Task prompt:
Locate each line of the material that contains "RIVIERE", then return it.
==== Source records
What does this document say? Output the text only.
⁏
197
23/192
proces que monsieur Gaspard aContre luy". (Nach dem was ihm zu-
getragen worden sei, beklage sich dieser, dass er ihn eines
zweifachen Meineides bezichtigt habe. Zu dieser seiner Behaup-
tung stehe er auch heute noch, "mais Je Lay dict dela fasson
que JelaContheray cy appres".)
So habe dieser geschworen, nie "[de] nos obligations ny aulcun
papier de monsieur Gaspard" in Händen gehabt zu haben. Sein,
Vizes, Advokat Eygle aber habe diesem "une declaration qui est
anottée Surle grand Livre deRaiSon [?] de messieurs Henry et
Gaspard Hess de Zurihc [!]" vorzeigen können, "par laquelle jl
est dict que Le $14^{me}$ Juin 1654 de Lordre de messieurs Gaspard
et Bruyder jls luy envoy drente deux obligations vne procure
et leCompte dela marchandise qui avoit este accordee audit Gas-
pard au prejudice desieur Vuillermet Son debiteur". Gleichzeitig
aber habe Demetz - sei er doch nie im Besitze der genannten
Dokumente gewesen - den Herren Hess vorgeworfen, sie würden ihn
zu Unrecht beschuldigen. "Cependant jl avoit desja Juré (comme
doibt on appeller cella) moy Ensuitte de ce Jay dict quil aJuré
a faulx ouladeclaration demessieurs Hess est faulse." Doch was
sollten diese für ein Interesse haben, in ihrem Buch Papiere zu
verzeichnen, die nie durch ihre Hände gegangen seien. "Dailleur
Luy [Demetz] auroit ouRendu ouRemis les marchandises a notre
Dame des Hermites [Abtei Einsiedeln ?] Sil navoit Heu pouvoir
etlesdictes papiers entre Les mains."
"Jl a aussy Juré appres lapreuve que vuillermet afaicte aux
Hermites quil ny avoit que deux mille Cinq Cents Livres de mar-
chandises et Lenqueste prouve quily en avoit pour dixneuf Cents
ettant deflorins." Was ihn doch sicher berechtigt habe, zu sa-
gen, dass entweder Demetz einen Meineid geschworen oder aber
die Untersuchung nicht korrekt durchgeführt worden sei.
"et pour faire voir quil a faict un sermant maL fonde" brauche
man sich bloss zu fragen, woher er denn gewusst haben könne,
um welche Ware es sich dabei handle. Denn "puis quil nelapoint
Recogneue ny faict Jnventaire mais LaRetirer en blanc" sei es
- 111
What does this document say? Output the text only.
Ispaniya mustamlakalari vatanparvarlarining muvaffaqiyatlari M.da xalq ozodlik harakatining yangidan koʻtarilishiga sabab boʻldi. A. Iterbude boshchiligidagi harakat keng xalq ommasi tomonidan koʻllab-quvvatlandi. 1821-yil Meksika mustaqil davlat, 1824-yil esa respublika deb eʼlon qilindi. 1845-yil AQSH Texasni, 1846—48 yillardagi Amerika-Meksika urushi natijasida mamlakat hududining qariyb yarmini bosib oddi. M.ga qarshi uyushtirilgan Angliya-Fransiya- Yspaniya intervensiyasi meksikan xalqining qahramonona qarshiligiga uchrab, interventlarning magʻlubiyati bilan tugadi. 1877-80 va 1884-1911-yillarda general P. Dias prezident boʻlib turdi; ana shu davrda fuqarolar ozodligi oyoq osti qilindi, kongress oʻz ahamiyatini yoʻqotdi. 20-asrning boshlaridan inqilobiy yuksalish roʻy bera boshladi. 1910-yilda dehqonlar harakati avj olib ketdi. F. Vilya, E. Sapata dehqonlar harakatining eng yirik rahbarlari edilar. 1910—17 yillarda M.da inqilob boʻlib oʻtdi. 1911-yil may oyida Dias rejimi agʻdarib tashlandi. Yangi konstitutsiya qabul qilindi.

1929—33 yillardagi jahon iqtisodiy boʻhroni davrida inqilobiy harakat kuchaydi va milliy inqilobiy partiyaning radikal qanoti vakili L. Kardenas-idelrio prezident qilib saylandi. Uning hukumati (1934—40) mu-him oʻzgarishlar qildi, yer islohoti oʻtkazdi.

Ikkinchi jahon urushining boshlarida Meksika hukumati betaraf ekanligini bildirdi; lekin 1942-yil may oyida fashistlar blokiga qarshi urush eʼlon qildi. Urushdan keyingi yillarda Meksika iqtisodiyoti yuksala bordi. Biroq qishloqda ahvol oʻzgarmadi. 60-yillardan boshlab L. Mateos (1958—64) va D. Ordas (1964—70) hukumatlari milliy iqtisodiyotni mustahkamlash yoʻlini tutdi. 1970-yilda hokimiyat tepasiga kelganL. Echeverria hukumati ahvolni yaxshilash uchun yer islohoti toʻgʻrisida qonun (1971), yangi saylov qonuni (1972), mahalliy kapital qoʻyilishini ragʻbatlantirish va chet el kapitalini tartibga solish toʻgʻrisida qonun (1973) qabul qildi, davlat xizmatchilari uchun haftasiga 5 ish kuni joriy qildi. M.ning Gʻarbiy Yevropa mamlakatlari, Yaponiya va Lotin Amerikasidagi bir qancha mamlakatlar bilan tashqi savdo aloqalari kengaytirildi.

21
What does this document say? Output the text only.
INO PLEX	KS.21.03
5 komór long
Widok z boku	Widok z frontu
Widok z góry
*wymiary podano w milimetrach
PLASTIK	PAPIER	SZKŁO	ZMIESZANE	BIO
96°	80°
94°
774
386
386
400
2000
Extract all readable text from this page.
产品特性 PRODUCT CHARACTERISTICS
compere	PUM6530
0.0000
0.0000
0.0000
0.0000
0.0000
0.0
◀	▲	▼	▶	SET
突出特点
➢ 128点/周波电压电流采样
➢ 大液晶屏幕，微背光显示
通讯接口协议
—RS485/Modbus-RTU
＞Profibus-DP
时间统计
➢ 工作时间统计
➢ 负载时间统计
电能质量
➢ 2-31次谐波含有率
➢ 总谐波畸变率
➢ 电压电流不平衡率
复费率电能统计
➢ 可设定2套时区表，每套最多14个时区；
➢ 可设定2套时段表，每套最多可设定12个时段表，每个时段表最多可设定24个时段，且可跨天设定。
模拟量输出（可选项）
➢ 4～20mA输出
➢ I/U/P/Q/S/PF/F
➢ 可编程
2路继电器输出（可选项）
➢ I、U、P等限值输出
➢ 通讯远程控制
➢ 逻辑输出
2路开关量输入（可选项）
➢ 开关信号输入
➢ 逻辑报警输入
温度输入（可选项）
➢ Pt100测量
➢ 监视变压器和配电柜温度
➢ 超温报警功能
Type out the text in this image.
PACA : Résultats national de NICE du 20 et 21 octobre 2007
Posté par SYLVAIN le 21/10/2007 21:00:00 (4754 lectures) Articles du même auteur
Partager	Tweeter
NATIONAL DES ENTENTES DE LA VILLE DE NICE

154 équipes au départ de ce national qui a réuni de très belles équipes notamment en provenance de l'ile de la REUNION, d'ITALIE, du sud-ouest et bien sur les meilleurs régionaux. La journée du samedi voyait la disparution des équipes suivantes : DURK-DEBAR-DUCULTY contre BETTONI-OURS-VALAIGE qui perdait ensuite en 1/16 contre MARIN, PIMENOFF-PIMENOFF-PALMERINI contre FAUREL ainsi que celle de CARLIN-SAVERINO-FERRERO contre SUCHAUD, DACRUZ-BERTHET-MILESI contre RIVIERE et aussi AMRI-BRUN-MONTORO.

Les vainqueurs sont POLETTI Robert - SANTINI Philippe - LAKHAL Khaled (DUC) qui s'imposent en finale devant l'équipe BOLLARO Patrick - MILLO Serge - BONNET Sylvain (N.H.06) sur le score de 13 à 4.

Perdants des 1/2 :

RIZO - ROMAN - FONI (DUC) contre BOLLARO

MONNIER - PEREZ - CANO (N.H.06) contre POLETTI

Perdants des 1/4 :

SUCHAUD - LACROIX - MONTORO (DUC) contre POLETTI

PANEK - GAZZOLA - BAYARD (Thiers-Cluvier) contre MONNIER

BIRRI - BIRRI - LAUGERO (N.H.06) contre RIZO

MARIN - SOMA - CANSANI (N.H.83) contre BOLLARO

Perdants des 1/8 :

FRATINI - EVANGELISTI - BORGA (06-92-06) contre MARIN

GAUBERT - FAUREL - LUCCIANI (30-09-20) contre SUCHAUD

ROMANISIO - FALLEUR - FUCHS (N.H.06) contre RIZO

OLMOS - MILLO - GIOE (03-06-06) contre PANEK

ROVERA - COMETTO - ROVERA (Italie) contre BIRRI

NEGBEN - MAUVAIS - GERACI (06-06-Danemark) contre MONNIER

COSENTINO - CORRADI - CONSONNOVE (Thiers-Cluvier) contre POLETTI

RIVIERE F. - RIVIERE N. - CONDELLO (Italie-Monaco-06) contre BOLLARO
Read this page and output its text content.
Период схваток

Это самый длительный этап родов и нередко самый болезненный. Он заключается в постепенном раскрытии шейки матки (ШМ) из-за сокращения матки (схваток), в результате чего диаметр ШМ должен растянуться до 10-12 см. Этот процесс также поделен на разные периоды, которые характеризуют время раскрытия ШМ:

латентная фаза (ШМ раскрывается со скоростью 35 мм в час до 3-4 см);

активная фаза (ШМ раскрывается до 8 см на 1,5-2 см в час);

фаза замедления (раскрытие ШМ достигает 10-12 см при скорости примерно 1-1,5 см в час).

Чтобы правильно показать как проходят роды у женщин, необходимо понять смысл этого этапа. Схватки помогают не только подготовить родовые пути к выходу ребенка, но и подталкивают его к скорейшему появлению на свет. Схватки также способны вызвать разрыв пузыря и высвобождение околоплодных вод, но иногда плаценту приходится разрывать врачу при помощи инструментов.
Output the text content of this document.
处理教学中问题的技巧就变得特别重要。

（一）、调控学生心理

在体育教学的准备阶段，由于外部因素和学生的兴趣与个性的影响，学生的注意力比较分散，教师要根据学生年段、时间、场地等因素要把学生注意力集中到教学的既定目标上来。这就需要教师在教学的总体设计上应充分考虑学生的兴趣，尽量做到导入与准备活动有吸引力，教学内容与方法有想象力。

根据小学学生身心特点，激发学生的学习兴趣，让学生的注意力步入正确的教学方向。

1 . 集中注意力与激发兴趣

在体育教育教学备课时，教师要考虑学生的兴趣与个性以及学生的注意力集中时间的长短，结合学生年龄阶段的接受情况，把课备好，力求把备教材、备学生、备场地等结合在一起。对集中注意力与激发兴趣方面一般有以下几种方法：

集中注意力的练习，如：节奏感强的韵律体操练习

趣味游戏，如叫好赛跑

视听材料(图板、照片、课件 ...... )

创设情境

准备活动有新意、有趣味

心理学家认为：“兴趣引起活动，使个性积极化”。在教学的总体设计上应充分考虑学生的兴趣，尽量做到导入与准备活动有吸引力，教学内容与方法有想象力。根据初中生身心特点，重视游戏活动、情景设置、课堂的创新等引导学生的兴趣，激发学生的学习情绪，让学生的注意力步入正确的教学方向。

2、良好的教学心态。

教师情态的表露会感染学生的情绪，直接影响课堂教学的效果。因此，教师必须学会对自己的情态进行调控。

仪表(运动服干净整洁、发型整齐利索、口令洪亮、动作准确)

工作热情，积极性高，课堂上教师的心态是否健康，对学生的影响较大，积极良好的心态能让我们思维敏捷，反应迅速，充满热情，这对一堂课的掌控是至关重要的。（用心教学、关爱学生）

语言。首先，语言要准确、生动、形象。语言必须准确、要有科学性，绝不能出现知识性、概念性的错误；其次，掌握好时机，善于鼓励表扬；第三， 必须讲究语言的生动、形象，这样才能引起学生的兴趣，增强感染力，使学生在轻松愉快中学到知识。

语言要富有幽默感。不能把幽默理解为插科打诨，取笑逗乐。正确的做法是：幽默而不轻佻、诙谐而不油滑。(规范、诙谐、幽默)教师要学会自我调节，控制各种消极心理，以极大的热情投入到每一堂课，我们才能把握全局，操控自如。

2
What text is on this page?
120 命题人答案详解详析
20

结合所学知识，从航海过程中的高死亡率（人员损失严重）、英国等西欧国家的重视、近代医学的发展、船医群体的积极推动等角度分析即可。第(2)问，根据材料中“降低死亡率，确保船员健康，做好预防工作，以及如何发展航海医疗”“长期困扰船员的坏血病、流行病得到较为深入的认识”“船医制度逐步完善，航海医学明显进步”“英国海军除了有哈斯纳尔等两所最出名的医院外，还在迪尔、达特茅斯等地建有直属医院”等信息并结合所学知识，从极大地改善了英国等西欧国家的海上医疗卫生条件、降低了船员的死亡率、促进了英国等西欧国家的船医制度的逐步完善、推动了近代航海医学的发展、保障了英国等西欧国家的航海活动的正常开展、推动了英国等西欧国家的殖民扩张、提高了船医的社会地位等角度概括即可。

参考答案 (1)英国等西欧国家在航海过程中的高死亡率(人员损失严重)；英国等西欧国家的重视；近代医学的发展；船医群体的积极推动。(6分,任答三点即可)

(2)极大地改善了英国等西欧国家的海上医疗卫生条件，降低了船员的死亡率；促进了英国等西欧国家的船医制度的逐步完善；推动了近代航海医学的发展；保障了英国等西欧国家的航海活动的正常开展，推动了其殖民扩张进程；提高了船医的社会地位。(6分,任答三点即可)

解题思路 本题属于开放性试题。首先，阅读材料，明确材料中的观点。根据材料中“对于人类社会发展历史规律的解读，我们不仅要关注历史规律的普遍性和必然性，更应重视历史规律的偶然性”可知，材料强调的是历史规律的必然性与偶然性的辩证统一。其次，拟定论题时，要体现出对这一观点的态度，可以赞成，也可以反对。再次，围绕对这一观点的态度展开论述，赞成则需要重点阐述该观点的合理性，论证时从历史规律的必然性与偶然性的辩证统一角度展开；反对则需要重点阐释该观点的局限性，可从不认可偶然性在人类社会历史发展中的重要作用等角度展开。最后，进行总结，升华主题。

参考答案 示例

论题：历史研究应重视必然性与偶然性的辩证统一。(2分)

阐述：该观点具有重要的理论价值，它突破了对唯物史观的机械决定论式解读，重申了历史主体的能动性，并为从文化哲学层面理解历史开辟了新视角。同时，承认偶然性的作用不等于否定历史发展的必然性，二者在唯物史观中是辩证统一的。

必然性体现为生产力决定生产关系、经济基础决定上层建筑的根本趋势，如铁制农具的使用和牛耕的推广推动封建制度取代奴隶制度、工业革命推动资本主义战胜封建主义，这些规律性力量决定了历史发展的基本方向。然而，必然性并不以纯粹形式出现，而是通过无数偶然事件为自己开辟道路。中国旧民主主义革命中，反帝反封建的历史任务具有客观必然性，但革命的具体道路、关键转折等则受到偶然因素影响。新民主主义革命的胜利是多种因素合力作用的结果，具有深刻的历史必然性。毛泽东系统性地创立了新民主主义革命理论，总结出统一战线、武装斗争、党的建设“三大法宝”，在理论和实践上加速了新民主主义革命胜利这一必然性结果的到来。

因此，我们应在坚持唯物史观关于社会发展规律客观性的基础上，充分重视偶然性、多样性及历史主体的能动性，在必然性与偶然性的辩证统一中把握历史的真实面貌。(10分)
========
Final answer:
154 équipes au départ de ce national qui a réuni de très belles équipes notamment en provenance de l'ile de la REUNION, d'ITALIE, du sud-ouest et bien sur les meilleurs régionaux. La journée du samedi voyait la disparution des équipes suivantes : DURK-DEBAR-DUCULTY contre BETTONI-OURS-VALAIGE qui perdait ensuite en 1/16 contre MARIN, PIMENOFF-PIMENOFF-PALMERINI contre FAUREL ainsi que celle de CARLIN-SAVERINO-FERRERO contre SUCHAUD, DACRUZ-BERTHET-MILESI contre RIVIERE et aussi AMRI-BRUN-MONTORO.
RIVIERE F. - RIVIERE N. - CONDELLO (Italie-Monaco-06) contre BOLLARO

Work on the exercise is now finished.